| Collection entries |
-*-*-
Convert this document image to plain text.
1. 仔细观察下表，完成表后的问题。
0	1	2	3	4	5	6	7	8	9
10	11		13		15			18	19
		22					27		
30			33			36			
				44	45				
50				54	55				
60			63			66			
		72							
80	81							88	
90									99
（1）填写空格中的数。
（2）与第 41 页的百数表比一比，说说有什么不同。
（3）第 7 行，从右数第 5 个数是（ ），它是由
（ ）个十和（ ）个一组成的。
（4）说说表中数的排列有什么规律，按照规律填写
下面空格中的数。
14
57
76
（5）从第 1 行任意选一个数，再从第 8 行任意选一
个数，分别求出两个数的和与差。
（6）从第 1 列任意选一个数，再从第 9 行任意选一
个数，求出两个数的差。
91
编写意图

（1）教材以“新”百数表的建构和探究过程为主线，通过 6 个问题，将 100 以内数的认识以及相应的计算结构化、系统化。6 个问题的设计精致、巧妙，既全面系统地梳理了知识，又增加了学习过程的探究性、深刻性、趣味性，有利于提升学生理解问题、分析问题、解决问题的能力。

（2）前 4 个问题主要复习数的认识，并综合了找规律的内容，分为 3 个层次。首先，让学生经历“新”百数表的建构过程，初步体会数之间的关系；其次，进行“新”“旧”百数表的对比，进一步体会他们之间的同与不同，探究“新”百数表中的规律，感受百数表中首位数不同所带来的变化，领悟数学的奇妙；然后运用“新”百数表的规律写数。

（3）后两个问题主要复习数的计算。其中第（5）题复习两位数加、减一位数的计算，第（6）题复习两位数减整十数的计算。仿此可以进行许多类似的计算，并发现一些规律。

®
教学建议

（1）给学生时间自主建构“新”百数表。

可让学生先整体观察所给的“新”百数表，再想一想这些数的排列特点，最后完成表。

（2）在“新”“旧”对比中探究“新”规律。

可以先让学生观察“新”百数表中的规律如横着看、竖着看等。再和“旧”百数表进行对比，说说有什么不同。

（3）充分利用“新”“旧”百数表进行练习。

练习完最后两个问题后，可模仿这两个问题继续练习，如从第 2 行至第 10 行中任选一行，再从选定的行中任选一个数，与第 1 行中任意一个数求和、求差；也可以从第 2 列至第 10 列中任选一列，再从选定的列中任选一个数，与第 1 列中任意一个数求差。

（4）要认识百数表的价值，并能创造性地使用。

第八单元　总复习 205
-*-*-
| SET TASK |
Wherever the string "行任意选一" appears in the entries above, list that line.

| THE ANSWER |
（5）从第 1 行任意选一个数，再从第 8 行任意选一
（6）从第 1 列任意选一个数，再从第 9 行任意选一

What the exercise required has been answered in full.